## Exercise instructions:
Set down all of the entries word for word, omitting the images they contain.

[Stored data]
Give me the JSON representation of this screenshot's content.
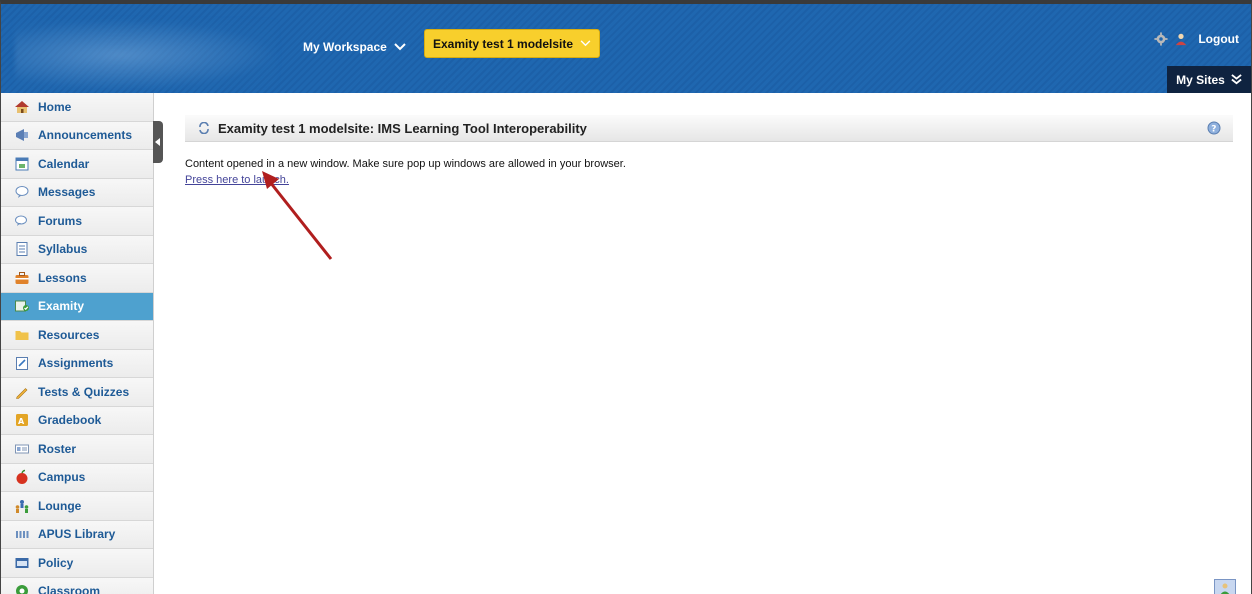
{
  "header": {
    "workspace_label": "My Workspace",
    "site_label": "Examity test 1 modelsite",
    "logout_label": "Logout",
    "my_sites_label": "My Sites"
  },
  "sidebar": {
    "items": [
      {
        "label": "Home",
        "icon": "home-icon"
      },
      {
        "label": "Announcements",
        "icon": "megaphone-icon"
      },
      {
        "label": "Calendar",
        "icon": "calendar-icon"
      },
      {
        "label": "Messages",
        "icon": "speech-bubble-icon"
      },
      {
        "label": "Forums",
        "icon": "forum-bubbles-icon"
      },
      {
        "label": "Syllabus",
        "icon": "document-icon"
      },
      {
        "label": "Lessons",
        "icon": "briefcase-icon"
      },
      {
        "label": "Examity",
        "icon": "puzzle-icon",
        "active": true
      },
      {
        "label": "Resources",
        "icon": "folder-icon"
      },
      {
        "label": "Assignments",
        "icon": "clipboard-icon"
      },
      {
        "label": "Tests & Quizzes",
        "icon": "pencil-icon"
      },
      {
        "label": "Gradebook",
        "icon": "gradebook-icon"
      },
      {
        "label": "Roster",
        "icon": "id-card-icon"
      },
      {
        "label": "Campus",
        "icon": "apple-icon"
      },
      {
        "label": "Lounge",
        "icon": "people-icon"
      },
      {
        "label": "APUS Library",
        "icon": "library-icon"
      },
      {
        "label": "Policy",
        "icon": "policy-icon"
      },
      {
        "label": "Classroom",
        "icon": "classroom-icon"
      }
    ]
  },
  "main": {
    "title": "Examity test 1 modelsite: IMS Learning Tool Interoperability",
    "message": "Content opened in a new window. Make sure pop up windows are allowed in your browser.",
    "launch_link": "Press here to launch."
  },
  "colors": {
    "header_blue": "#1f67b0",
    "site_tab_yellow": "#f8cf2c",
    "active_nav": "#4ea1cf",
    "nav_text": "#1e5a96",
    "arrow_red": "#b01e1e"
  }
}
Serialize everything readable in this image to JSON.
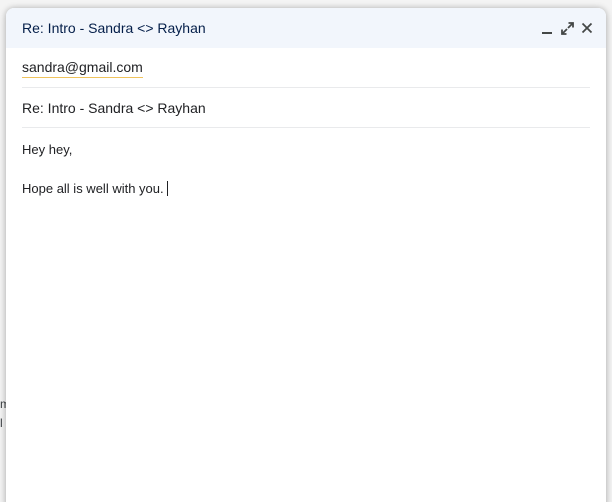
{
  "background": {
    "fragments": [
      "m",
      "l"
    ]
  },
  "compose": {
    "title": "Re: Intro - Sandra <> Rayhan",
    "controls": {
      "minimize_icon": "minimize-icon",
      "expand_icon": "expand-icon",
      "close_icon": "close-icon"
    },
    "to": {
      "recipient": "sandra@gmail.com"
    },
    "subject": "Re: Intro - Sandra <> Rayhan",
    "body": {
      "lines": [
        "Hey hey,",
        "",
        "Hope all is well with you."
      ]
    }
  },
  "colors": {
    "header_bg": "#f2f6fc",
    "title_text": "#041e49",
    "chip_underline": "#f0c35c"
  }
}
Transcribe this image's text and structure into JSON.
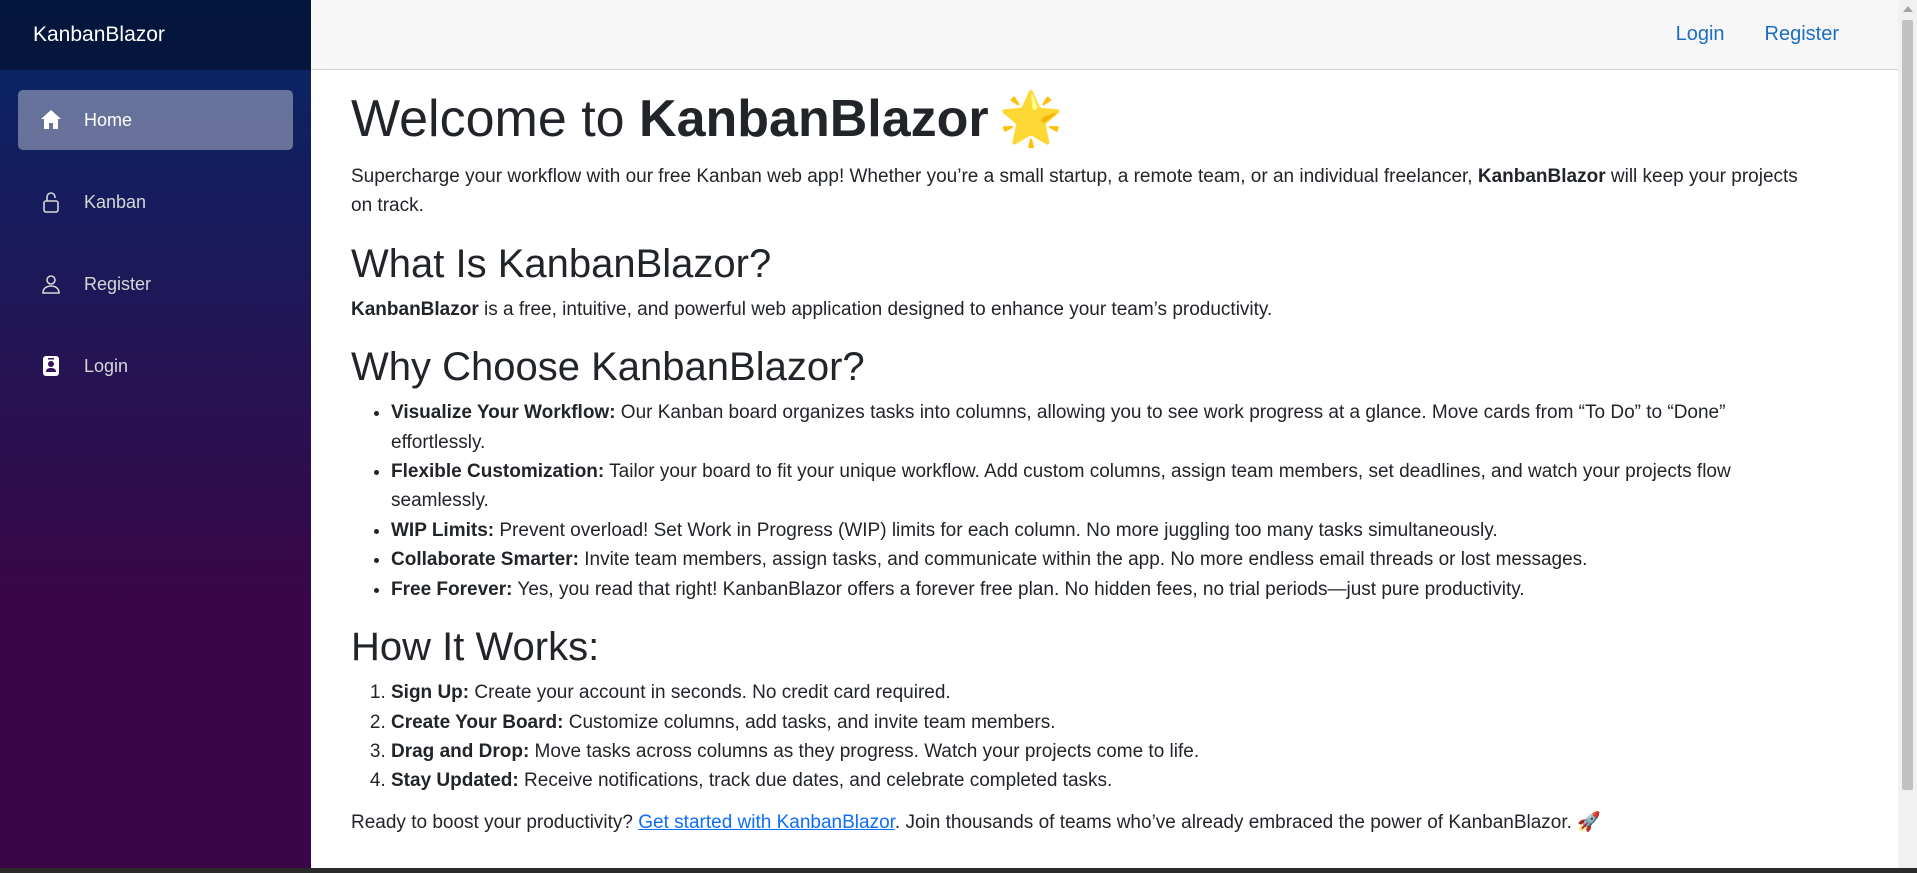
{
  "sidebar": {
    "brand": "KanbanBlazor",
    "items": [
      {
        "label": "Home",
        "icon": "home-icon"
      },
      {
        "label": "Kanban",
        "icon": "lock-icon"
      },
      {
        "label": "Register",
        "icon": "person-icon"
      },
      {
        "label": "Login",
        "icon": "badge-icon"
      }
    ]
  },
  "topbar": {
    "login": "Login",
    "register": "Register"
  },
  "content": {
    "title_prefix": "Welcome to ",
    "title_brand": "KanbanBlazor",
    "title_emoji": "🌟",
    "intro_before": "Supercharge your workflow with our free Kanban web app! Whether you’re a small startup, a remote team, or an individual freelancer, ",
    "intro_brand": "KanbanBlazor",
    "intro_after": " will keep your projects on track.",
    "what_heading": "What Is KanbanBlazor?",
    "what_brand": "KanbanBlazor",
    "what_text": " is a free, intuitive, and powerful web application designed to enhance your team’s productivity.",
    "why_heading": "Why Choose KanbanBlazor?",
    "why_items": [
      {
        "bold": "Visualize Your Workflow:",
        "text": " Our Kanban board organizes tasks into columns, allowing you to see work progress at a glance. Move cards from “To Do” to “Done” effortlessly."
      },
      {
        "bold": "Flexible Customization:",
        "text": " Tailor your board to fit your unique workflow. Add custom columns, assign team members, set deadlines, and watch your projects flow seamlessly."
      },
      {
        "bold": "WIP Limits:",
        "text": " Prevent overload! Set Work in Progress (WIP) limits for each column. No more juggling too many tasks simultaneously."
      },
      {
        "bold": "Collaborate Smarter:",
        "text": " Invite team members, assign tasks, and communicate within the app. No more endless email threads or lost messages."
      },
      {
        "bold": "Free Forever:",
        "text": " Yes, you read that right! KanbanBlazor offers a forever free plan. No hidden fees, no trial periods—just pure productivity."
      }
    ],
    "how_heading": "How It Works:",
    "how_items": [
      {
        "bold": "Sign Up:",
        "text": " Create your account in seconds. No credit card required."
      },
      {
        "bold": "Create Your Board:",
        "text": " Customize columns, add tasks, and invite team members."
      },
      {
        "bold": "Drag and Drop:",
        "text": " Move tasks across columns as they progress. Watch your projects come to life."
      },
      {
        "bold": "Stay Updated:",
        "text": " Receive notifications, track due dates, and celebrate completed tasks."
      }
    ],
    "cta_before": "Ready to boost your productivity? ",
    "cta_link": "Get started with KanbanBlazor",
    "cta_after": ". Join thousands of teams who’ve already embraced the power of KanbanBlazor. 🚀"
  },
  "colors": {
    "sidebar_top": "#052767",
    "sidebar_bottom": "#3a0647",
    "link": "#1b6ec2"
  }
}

## Result of the exercise:
Give me the JSON representation of this screenshot's content.
{
  "header": {
    "workspace_label": "My Workspace",
    "site_label": "Examity test 1 modelsite",
    "logout_label": "Logout",
    "my_sites_label": "My Sites"
  },
  "sidebar": {
    "items": [
      {
        "label": "Home",
        "icon": "home-icon"
      },
      {
        "label": "Announcements",
        "icon": "megaphone-icon"
      },
      {
        "label": "Calendar",
        "icon": "calendar-icon"
      },
      {
        "label": "Messages",
        "icon": "speech-bubble-icon"
      },
      {
        "label": "Forums",
        "icon": "forum-bubbles-icon"
      },
      {
        "label": "Syllabus",
        "icon": "document-icon"
      },
      {
        "label": "Lessons",
        "icon": "briefcase-icon"
      },
      {
        "label": "Examity",
        "icon": "puzzle-icon",
        "active": true
      },
      {
        "label": "Resources",
        "icon": "folder-icon"
      },
      {
        "label": "Assignments",
        "icon": "clipboard-icon"
      },
      {
        "label": "Tests & Quizzes",
        "icon": "pencil-icon"
      },
      {
        "label": "Gradebook",
        "icon": "gradebook-icon"
      },
      {
        "label": "Roster",
        "icon": "id-card-icon"
      },
      {
        "label": "Campus",
        "icon": "apple-icon"
      },
      {
        "label": "Lounge",
        "icon": "people-icon"
      },
      {
        "label": "APUS Library",
        "icon": "library-icon"
      },
      {
        "label": "Policy",
        "icon": "policy-icon"
      },
      {
        "label": "Classroom",
        "icon": "classroom-icon"
      }
    ]
  },
  "main": {
    "title": "Examity test 1 modelsite: IMS Learning Tool Interoperability",
    "message": "Content opened in a new window. Make sure pop up windows are allowed in your browser.",
    "launch_link": "Press here to launch."
  },
  "colors": {
    "header_blue": "#1f67b0",
    "site_tab_yellow": "#f8cf2c",
    "active_nav": "#4ea1cf",
    "nav_text": "#1e5a96",
    "arrow_red": "#b01e1e"
  }
}
Serialize everything readable in this image to JSON.
{
  "background": {
    "fragments": [
      "m",
      "l"
    ]
  },
  "compose": {
    "title": "Re: Intro - Sandra <> Rayhan",
    "controls": {
      "minimize_icon": "minimize-icon",
      "expand_icon": "expand-icon",
      "close_icon": "close-icon"
    },
    "to": {
      "recipient": "sandra@gmail.com"
    },
    "subject": "Re: Intro - Sandra <> Rayhan",
    "body": {
      "lines": [
        "Hey hey,",
        "",
        "Hope all is well with you."
      ]
    }
  },
  "colors": {
    "header_bg": "#f2f6fc",
    "title_text": "#041e49",
    "chip_underline": "#f0c35c"
  }
}
Transcribe this image's text and structure into JSON.
{
  "sidebar": {
    "brand": "KanbanBlazor",
    "items": [
      {
        "label": "Home",
        "icon": "home-icon"
      },
      {
        "label": "Kanban",
        "icon": "lock-icon"
      },
      {
        "label": "Register",
        "icon": "person-icon"
      },
      {
        "label": "Login",
        "icon": "badge-icon"
      }
    ]
  },
  "topbar": {
    "login": "Login",
    "register": "Register"
  },
  "content": {
    "title_prefix": "Welcome to ",
    "title_brand": "KanbanBlazor",
    "title_emoji": "🌟",
    "intro_before": "Supercharge your workflow with our free Kanban web app! Whether you’re a small startup, a remote team, or an individual freelancer, ",
    "intro_brand": "KanbanBlazor",
    "intro_after": " will keep your projects on track.",
    "what_heading": "What Is KanbanBlazor?",
    "what_brand": "KanbanBlazor",
    "what_text": " is a free, intuitive, and powerful web application designed to enhance your team’s productivity.",
    "why_heading": "Why Choose KanbanBlazor?",
    "why_items": [
      {
        "bold": "Visualize Your Workflow:",
        "text": " Our Kanban board organizes tasks into columns, allowing you to see work progress at a glance. Move cards from “To Do” to “Done” effortlessly."
      },
      {
        "bold": "Flexible Customization:",
        "text": " Tailor your board to fit your unique workflow. Add custom columns, assign team members, set deadlines, and watch your projects flow seamlessly."
      },
      {
        "bold": "WIP Limits:",
        "text": " Prevent overload! Set Work in Progress (WIP) limits for each column. No more juggling too many tasks simultaneously."
      },
      {
        "bold": "Collaborate Smarter:",
        "text": " Invite team members, assign tasks, and communicate within the app. No more endless email threads or lost messages."
      },
      {
        "bold": "Free Forever:",
        "text": " Yes, you read that right! KanbanBlazor offers a forever free plan. No hidden fees, no trial periods—just pure productivity."
      }
    ],
    "how_heading": "How It Works:",
    "how_items": [
      {
        "bold": "Sign Up:",
        "text": " Create your account in seconds. No credit card required."
      },
      {
        "bold": "Create Your Board:",
        "text": " Customize columns, add tasks, and invite team members."
      },
      {
        "bold": "Drag and Drop:",
        "text": " Move tasks across columns as they progress. Watch your projects come to life."
      },
      {
        "bold": "Stay Updated:",
        "text": " Receive notifications, track due dates, and celebrate completed tasks."
      }
    ],
    "cta_before": "Ready to boost your productivity? ",
    "cta_link": "Get started with KanbanBlazor",
    "cta_after": ". Join thousands of teams who’ve already embraced the power of KanbanBlazor. 🚀"
  },
  "colors": {
    "sidebar_top": "#052767",
    "sidebar_bottom": "#3a0647",
    "link": "#1b6ec2"
  }
}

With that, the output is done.